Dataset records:

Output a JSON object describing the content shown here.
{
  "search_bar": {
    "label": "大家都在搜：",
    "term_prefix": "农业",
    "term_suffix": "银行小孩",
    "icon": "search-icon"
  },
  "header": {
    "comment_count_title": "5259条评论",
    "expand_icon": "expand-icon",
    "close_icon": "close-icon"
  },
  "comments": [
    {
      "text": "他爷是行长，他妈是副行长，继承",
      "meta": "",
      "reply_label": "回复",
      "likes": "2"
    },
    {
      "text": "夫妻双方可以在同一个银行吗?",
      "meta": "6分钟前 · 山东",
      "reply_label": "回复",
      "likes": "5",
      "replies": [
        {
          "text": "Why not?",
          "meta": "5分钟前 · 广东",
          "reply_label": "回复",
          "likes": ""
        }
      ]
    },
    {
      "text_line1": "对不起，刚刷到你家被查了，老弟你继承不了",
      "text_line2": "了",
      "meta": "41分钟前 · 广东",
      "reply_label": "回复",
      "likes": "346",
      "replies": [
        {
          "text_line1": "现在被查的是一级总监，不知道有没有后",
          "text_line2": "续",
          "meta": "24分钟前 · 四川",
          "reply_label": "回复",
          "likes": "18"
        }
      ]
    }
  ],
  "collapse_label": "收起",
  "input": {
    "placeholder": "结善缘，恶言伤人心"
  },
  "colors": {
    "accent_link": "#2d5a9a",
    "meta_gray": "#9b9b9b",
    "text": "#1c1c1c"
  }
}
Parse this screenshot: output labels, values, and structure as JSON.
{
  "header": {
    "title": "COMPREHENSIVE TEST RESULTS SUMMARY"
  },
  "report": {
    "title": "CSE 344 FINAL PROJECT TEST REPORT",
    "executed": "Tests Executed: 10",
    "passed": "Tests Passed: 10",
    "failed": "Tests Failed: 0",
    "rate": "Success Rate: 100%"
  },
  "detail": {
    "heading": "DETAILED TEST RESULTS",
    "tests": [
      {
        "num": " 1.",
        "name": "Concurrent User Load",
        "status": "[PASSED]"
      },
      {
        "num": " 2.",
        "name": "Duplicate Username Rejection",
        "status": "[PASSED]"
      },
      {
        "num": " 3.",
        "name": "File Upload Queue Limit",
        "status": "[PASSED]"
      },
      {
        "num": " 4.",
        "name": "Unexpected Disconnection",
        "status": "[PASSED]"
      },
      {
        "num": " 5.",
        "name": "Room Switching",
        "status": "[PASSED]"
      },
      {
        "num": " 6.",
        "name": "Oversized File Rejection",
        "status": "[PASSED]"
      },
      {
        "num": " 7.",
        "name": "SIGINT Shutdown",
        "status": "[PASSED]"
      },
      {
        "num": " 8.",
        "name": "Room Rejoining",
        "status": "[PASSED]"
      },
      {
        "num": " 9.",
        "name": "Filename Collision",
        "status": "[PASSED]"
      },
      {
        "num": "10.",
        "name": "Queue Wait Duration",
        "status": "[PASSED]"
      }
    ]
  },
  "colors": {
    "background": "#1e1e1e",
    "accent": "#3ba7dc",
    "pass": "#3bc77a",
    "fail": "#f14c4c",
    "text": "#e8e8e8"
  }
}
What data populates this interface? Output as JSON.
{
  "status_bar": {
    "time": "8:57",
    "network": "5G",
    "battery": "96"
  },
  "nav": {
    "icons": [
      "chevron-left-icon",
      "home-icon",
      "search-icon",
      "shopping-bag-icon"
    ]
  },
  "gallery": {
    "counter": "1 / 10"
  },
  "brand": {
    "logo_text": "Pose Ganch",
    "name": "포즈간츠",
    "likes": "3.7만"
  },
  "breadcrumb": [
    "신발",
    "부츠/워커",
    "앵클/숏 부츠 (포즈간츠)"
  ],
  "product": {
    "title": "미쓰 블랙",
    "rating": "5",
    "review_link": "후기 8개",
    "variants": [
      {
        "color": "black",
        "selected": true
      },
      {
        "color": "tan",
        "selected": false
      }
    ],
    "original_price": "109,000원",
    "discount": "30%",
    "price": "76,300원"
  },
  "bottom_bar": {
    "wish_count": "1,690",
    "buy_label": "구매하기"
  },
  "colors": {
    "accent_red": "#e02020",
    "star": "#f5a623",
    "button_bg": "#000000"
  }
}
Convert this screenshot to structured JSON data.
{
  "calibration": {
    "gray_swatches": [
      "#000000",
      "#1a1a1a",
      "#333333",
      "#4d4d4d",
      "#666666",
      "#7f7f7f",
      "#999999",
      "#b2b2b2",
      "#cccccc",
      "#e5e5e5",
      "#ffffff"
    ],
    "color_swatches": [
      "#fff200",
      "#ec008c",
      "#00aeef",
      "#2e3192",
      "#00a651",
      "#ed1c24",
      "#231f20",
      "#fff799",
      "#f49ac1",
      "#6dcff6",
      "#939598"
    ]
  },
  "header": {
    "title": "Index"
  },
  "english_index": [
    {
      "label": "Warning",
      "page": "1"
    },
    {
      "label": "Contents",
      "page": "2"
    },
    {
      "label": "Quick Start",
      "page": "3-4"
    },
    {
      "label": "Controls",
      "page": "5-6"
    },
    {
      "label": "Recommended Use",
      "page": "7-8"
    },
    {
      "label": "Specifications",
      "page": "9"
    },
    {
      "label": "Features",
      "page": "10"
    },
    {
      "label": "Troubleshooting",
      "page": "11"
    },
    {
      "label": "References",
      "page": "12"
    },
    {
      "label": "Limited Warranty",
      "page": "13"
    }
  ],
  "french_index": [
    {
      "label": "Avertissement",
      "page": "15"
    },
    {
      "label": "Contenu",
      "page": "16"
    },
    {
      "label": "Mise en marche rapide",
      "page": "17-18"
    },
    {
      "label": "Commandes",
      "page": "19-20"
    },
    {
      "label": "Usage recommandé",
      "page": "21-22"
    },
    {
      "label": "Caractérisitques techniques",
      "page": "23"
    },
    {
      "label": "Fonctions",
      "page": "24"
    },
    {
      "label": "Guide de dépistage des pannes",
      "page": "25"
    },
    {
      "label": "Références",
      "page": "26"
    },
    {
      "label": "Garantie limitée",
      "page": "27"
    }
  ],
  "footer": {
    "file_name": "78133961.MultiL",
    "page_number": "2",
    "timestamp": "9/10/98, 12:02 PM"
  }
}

Problem details: The full set of records should be duplicated exactly.

Written answer:
Output a JSON object describing the content shown here.
{
  "search_bar": {
    "label": "大家都在搜：",
    "term_prefix": "农业",
    "term_suffix": "银行小孩",
    "icon": "search-icon"
  },
  "header": {
    "comment_count_title": "5259条评论",
    "expand_icon": "expand-icon",
    "close_icon": "close-icon"
  },
  "comments": [
    {
      "text": "他爷是行长，他妈是副行长，继承",
      "meta": "",
      "reply_label": "回复",
      "likes": "2"
    },
    {
      "text": "夫妻双方可以在同一个银行吗?",
      "meta": "6分钟前 · 山东",
      "reply_label": "回复",
      "likes": "5",
      "replies": [
        {
          "text": "Why not?",
          "meta": "5分钟前 · 广东",
          "reply_label": "回复",
          "likes": ""
        }
      ]
    },
    {
      "text_line1": "对不起，刚刷到你家被查了，老弟你继承不了",
      "text_line2": "了",
      "meta": "41分钟前 · 广东",
      "reply_label": "回复",
      "likes": "346",
      "replies": [
        {
          "text_line1": "现在被查的是一级总监，不知道有没有后",
          "text_line2": "续",
          "meta": "24分钟前 · 四川",
          "reply_label": "回复",
          "likes": "18"
        }
      ]
    }
  ],
  "collapse_label": "收起",
  "input": {
    "placeholder": "结善缘，恶言伤人心"
  },
  "colors": {
    "accent_link": "#2d5a9a",
    "meta_gray": "#9b9b9b",
    "text": "#1c1c1c"
  }
}
Parse this screenshot: output labels, values, and structure as JSON.
{
  "header": {
    "title": "COMPREHENSIVE TEST RESULTS SUMMARY"
  },
  "report": {
    "title": "CSE 344 FINAL PROJECT TEST REPORT",
    "executed": "Tests Executed: 10",
    "passed": "Tests Passed: 10",
    "failed": "Tests Failed: 0",
    "rate": "Success Rate: 100%"
  },
  "detail": {
    "heading": "DETAILED TEST RESULTS",
    "tests": [
      {
        "num": " 1.",
        "name": "Concurrent User Load",
        "status": "[PASSED]"
      },
      {
        "num": " 2.",
        "name": "Duplicate Username Rejection",
        "status": "[PASSED]"
      },
      {
        "num": " 3.",
        "name": "File Upload Queue Limit",
        "status": "[PASSED]"
      },
      {
        "num": " 4.",
        "name": "Unexpected Disconnection",
        "status": "[PASSED]"
      },
      {
        "num": " 5.",
        "name": "Room Switching",
        "status": "[PASSED]"
      },
      {
        "num": " 6.",
        "name": "Oversized File Rejection",
        "status": "[PASSED]"
      },
      {
        "num": " 7.",
        "name": "SIGINT Shutdown",
        "status": "[PASSED]"
      },
      {
        "num": " 8.",
        "name": "Room Rejoining",
        "status": "[PASSED]"
      },
      {
        "num": " 9.",
        "name": "Filename Collision",
        "status": "[PASSED]"
      },
      {
        "num": "10.",
        "name": "Queue Wait Duration",
        "status": "[PASSED]"
      }
    ]
  },
  "colors": {
    "background": "#1e1e1e",
    "accent": "#3ba7dc",
    "pass": "#3bc77a",
    "fail": "#f14c4c",
    "text": "#e8e8e8"
  }
}
What data populates this interface? Output as JSON.
{
  "status_bar": {
    "time": "8:57",
    "network": "5G",
    "battery": "96"
  },
  "nav": {
    "icons": [
      "chevron-left-icon",
      "home-icon",
      "search-icon",
      "shopping-bag-icon"
    ]
  },
  "gallery": {
    "counter": "1 / 10"
  },
  "brand": {
    "logo_text": "Pose Ganch",
    "name": "포즈간츠",
    "likes": "3.7만"
  },
  "breadcrumb": [
    "신발",
    "부츠/워커",
    "앵클/숏 부츠 (포즈간츠)"
  ],
  "product": {
    "title": "미쓰 블랙",
    "rating": "5",
    "review_link": "후기 8개",
    "variants": [
      {
        "color": "black",
        "selected": true
      },
      {
        "color": "tan",
        "selected": false
      }
    ],
    "original_price": "109,000원",
    "discount": "30%",
    "price": "76,300원"
  },
  "bottom_bar": {
    "wish_count": "1,690",
    "buy_label": "구매하기"
  },
  "colors": {
    "accent_red": "#e02020",
    "star": "#f5a623",
    "button_bg": "#000000"
  }
}
Convert this screenshot to structured JSON data.
{
  "calibration": {
    "gray_swatches": [
      "#000000",
      "#1a1a1a",
      "#333333",
      "#4d4d4d",
      "#666666",
      "#7f7f7f",
      "#999999",
      "#b2b2b2",
      "#cccccc",
      "#e5e5e5",
      "#ffffff"
    ],
    "color_swatches": [
      "#fff200",
      "#ec008c",
      "#00aeef",
      "#2e3192",
      "#00a651",
      "#ed1c24",
      "#231f20",
      "#fff799",
      "#f49ac1",
      "#6dcff6",
      "#939598"
    ]
  },
  "header": {
    "title": "Index"
  },
  "english_index": [
    {
      "label": "Warning",
      "page": "1"
    },
    {
      "label": "Contents",
      "page": "2"
    },
    {
      "label": "Quick Start",
      "page": "3-4"
    },
    {
      "label": "Controls",
      "page": "5-6"
    },
    {
      "label": "Recommended Use",
      "page": "7-8"
    },
    {
      "label": "Specifications",
      "page": "9"
    },
    {
      "label": "Features",
      "page": "10"
    },
    {
      "label": "Troubleshooting",
      "page": "11"
    },
    {
      "label": "References",
      "page": "12"
    },
    {
      "label": "Limited Warranty",
      "page": "13"
    }
  ],
  "french_index": [
    {
      "label": "Avertissement",
      "page": "15"
    },
    {
      "label": "Contenu",
      "page": "16"
    },
    {
      "label": "Mise en marche rapide",
      "page": "17-18"
    },
    {
      "label": "Commandes",
      "page": "19-20"
    },
    {
      "label": "Usage recommandé",
      "page": "21-22"
    },
    {
      "label": "Caractérisitques techniques",
      "page": "23"
    },
    {
      "label": "Fonctions",
      "page": "24"
    },
    {
      "label": "Guide de dépistage des pannes",
      "page": "25"
    },
    {
      "label": "Références",
      "page": "26"
    },
    {
      "label": "Garantie limitée",
      "page": "27"
    }
  ],
  "footer": {
    "file_name": "78133961.MultiL",
    "page_number": "2",
    "timestamp": "9/10/98, 12:02 PM"
  }
}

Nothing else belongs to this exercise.